▶ _Written exercise_
Find the word "which" in the material below and gather every line that contains it.
=== Recorded data ===
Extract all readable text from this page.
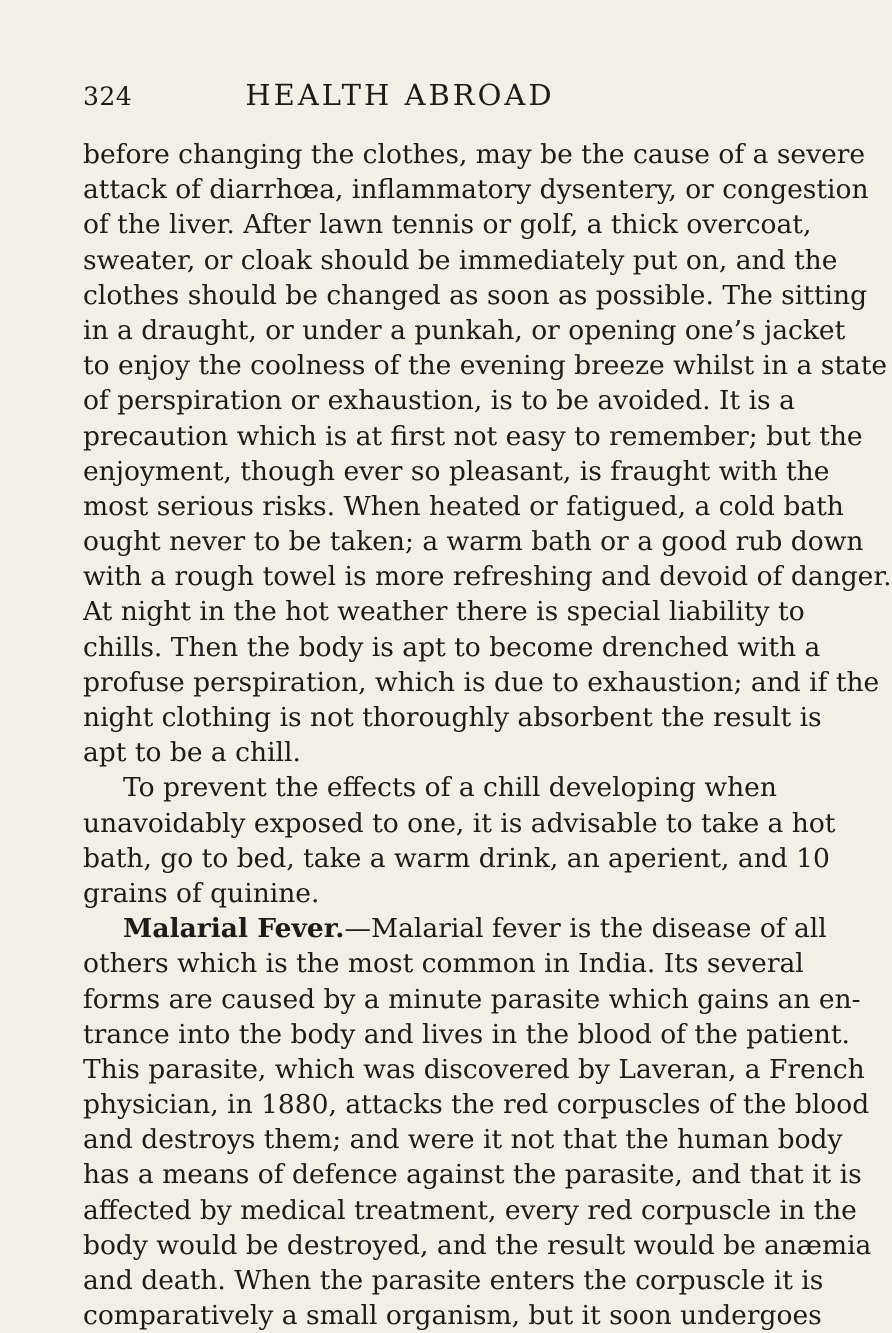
324	HEALTH ABROAD
before changing the clothes, may be the cause of a severe
attack of diarrhœa, inflammatory dysentery, or congestion
of the liver. After lawn tennis or golf, a thick overcoat,
sweater, or cloak should be immediately put on, and the
clothes should be changed as soon as possible. The sitting
in a draught, or under a punkah, or opening one’s jacket
to enjoy the coolness of the evening breeze whilst in a state
of perspiration or exhaustion, is to be avoided. It is a
precaution which is at first not easy to remember; but the
enjoyment, though ever so pleasant, is fraught with the
most serious risks. When heated or fatigued, a cold bath
ought never to be taken; a warm bath or a good rub down
with a rough towel is more refreshing and devoid of danger.
At night in the hot weather there is special liability to
chills. Then the body is apt to become drenched with a
profuse perspiration, which is due to exhaustion; and if the
night clothing is not thoroughly absorbent the result is
apt to be a chill.
To prevent the effects of a chill developing when
unavoidably exposed to one, it is advisable to take a hot
bath, go to bed, take a warm drink, an aperient, and 10
grains of quinine.
Malarial Fever.—Malarial fever is the disease of all
others which is the most common in India. Its several
forms are caused by a minute parasite which gains an en-
trance into the body and lives in the blood of the patient.
This parasite, which was discovered by Laveran, a French
physician, in 1880, attacks the red corpuscles of the blood
and destroys them; and were it not that the human body
has a means of defence against the parasite, and that it is
affected by medical treatment, every red corpuscle in the
body would be destroyed, and the result would be anæmia
and death. When the parasite enters the corpuscle it is
comparatively a small organism, but it soon undergoes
===
▶ _Result below_
precaution which is at first not easy to remember; but the
profuse perspiration, which is due to exhaustion; and if the
others which is the most common in India. Its several
forms are caused by a minute parasite which gains an en-
This parasite, which was discovered by Laveran, a French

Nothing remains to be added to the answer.